-------- Task input --------

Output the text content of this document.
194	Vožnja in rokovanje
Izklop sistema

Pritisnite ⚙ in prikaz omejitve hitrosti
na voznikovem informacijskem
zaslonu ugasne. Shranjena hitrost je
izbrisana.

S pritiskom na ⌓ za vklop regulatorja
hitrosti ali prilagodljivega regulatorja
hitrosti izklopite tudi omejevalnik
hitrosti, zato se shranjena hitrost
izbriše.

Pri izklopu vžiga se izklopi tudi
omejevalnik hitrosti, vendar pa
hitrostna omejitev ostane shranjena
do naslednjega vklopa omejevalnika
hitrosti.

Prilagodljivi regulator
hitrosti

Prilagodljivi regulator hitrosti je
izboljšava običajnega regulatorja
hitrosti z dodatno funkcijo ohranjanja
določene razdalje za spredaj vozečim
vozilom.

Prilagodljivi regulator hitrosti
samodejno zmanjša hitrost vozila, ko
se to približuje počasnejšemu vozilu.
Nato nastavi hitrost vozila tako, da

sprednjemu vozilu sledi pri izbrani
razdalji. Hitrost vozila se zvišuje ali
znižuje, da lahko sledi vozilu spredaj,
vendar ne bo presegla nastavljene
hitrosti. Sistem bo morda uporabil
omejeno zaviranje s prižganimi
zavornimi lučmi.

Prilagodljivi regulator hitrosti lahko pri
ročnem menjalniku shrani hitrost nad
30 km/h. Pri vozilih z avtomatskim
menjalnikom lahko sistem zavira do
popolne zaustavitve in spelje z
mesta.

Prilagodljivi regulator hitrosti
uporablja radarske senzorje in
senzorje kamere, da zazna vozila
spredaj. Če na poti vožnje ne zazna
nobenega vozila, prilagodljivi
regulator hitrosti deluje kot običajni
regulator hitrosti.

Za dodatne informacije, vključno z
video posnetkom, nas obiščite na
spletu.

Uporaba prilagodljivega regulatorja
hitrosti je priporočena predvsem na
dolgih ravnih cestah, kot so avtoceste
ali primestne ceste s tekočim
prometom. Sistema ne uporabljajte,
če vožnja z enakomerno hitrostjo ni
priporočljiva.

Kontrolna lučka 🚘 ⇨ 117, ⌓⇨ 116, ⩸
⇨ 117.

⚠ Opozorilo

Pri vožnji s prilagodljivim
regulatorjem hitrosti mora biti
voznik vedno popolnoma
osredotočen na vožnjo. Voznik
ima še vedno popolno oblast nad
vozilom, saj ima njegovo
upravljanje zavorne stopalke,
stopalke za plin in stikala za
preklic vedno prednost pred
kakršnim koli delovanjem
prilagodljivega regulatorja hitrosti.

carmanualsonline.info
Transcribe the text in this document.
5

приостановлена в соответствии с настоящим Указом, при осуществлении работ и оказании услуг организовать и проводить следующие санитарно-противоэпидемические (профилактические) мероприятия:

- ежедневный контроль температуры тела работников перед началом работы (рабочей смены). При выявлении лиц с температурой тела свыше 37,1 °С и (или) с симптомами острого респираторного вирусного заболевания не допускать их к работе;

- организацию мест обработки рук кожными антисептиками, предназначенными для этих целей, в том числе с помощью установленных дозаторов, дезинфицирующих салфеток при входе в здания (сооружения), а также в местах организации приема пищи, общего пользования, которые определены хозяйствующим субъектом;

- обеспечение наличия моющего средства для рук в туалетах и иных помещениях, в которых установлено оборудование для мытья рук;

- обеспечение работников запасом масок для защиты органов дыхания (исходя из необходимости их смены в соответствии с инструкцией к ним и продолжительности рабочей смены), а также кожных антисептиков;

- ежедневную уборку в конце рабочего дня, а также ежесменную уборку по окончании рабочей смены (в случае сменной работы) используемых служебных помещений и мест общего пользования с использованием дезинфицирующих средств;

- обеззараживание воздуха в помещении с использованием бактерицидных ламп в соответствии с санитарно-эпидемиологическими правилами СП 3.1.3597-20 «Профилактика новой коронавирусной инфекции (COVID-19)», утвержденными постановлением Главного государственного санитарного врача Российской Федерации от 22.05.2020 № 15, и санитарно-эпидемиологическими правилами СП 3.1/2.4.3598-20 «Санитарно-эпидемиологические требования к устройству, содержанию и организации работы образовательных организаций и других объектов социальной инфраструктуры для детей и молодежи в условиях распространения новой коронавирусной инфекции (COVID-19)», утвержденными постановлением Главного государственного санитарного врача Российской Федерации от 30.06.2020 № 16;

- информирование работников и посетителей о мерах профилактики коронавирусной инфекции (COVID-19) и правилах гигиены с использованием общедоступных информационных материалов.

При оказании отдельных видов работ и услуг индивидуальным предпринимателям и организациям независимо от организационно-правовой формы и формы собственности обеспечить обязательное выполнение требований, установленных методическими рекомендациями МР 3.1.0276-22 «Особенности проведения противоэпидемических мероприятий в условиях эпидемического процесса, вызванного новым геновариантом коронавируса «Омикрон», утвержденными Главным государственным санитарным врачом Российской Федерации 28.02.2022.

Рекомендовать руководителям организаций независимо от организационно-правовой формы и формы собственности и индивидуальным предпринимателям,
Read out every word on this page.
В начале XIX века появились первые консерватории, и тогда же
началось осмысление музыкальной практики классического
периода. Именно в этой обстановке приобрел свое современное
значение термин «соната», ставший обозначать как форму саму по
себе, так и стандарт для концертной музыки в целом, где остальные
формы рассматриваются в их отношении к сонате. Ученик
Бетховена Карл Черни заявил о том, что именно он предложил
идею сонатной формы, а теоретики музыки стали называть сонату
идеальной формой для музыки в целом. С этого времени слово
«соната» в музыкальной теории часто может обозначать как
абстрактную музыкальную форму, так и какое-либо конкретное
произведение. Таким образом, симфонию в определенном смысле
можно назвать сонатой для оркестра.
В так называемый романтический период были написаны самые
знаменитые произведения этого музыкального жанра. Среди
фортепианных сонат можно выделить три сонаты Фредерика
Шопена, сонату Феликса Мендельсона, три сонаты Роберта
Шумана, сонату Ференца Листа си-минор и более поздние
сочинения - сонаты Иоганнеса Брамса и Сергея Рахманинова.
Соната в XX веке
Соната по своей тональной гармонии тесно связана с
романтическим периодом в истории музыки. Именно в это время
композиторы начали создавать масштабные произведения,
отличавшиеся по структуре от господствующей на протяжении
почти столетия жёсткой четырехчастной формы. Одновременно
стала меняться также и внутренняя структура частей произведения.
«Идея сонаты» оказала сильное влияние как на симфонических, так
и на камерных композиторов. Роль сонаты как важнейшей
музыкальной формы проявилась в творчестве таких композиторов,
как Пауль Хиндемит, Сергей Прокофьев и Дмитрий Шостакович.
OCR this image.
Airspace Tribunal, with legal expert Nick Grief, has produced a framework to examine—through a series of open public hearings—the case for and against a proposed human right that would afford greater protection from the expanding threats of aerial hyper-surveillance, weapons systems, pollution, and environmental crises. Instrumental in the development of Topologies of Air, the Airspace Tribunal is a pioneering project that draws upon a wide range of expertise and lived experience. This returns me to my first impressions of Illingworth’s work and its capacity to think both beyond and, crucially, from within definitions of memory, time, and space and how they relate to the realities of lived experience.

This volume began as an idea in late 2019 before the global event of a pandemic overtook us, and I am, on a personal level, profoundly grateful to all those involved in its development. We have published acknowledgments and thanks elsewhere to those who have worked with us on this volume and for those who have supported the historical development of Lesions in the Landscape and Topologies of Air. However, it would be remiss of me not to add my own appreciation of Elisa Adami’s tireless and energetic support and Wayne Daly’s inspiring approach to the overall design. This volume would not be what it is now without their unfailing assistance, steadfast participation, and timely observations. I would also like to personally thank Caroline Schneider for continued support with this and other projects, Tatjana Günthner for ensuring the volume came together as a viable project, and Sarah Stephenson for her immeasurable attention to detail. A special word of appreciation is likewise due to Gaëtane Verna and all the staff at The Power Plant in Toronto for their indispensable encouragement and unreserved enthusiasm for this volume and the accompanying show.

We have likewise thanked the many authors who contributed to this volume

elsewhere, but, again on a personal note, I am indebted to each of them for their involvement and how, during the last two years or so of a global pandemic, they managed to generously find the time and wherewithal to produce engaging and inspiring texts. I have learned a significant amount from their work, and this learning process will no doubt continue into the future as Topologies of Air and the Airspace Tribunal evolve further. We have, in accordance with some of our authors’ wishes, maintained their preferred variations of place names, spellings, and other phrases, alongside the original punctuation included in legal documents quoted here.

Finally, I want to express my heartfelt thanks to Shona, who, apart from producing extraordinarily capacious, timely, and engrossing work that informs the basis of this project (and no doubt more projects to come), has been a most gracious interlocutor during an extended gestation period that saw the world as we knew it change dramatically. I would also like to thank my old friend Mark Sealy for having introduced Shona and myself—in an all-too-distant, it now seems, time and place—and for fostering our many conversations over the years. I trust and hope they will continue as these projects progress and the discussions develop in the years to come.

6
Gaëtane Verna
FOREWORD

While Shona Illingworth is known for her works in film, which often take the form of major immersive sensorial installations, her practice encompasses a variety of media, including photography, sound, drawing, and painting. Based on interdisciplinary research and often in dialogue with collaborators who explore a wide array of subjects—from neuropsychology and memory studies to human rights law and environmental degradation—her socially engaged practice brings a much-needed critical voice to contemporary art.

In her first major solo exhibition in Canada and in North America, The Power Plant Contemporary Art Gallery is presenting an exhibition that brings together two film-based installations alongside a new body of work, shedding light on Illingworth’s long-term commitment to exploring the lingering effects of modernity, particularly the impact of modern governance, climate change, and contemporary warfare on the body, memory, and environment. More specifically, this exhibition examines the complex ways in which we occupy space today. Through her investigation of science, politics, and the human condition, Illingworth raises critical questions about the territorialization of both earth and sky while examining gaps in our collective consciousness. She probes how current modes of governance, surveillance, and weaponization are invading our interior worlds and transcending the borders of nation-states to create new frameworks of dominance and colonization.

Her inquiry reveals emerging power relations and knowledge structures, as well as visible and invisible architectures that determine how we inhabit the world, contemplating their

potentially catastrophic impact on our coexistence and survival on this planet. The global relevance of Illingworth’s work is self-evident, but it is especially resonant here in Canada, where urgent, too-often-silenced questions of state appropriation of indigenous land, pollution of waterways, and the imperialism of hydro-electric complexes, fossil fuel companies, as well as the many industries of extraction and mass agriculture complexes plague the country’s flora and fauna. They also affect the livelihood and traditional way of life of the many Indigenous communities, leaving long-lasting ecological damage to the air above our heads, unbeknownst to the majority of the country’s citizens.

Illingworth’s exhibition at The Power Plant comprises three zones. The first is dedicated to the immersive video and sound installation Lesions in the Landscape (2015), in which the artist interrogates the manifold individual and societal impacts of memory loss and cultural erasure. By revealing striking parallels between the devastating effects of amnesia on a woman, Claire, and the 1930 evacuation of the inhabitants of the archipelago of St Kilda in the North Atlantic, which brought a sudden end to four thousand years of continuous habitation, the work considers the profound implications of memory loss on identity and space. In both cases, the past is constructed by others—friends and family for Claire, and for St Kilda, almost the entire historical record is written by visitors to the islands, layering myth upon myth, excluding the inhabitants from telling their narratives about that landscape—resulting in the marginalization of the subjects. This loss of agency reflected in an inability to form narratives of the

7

--------

[Exercise task] Among the lines of the listing, how many hold the string "целом"? Respond with only the number.

[Output] 2